* _Entries shown_:
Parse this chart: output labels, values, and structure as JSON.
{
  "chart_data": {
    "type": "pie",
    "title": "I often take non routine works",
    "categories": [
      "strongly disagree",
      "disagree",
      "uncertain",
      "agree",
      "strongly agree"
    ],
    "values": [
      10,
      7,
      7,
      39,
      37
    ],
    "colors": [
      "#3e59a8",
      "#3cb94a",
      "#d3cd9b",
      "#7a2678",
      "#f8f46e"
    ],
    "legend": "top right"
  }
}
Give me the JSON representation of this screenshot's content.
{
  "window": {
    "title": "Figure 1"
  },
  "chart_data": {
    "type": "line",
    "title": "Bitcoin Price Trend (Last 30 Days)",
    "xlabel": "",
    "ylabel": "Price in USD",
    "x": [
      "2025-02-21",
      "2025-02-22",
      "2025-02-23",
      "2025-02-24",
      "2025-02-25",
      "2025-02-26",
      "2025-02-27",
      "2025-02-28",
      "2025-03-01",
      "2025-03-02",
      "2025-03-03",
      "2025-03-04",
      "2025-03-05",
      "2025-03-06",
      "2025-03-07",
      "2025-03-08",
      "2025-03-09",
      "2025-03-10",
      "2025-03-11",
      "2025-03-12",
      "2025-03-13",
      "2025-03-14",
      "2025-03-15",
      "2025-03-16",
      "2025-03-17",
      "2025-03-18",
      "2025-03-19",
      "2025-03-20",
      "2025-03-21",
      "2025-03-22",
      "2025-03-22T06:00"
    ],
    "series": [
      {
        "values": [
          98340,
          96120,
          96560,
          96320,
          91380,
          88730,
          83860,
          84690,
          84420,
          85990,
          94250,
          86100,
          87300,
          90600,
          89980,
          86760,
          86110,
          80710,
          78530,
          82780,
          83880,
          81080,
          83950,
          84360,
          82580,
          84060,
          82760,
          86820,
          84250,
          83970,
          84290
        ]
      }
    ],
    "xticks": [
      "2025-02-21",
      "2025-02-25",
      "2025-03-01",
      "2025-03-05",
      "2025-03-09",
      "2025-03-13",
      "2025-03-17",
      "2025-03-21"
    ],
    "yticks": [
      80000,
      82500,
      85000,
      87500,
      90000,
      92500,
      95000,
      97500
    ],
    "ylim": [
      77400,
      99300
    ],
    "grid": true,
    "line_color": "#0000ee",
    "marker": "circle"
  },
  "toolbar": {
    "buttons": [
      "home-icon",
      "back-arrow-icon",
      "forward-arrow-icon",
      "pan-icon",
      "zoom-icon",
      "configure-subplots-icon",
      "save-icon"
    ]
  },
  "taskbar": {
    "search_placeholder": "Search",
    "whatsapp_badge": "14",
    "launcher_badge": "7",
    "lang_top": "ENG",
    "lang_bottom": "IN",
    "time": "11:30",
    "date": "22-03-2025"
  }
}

* _Problem description_: Transcribe each entry exactly.

* _Worked solution_:
Parse this chart: output labels, values, and structure as JSON.
{
  "chart_data": {
    "type": "pie",
    "title": "I often take non routine works",
    "categories": [
      "strongly disagree",
      "disagree",
      "uncertain",
      "agree",
      "strongly agree"
    ],
    "values": [
      10,
      7,
      7,
      39,
      37
    ],
    "colors": [
      "#3e59a8",
      "#3cb94a",
      "#d3cd9b",
      "#7a2678",
      "#f8f46e"
    ],
    "legend": "top right"
  }
}
Give me the JSON representation of this screenshot's content.
{
  "window": {
    "title": "Figure 1"
  },
  "chart_data": {
    "type": "line",
    "title": "Bitcoin Price Trend (Last 30 Days)",
    "xlabel": "",
    "ylabel": "Price in USD",
    "x": [
      "2025-02-21",
      "2025-02-22",
      "2025-02-23",
      "2025-02-24",
      "2025-02-25",
      "2025-02-26",
      "2025-02-27",
      "2025-02-28",
      "2025-03-01",
      "2025-03-02",
      "2025-03-03",
      "2025-03-04",
      "2025-03-05",
      "2025-03-06",
      "2025-03-07",
      "2025-03-08",
      "2025-03-09",
      "2025-03-10",
      "2025-03-11",
      "2025-03-12",
      "2025-03-13",
      "2025-03-14",
      "2025-03-15",
      "2025-03-16",
      "2025-03-17",
      "2025-03-18",
      "2025-03-19",
      "2025-03-20",
      "2025-03-21",
      "2025-03-22",
      "2025-03-22T06:00"
    ],
    "series": [
      {
        "values": [
          98340,
          96120,
          96560,
          96320,
          91380,
          88730,
          83860,
          84690,
          84420,
          85990,
          94250,
          86100,
          87300,
          90600,
          89980,
          86760,
          86110,
          80710,
          78530,
          82780,
          83880,
          81080,
          83950,
          84360,
          82580,
          84060,
          82760,
          86820,
          84250,
          83970,
          84290
        ]
      }
    ],
    "xticks": [
      "2025-02-21",
      "2025-02-25",
      "2025-03-01",
      "2025-03-05",
      "2025-03-09",
      "2025-03-13",
      "2025-03-17",
      "2025-03-21"
    ],
    "yticks": [
      80000,
      82500,
      85000,
      87500,
      90000,
      92500,
      95000,
      97500
    ],
    "ylim": [
      77400,
      99300
    ],
    "grid": true,
    "line_color": "#0000ee",
    "marker": "circle"
  },
  "toolbar": {
    "buttons": [
      "home-icon",
      "back-arrow-icon",
      "forward-arrow-icon",
      "pan-icon",
      "zoom-icon",
      "configure-subplots-icon",
      "save-icon"
    ]
  },
  "taskbar": {
    "search_placeholder": "Search",
    "whatsapp_badge": "14",
    "launcher_badge": "7",
    "lang_top": "ENG",
    "lang_bottom": "IN",
    "time": "11:30",
    "date": "22-03-2025"
  }
}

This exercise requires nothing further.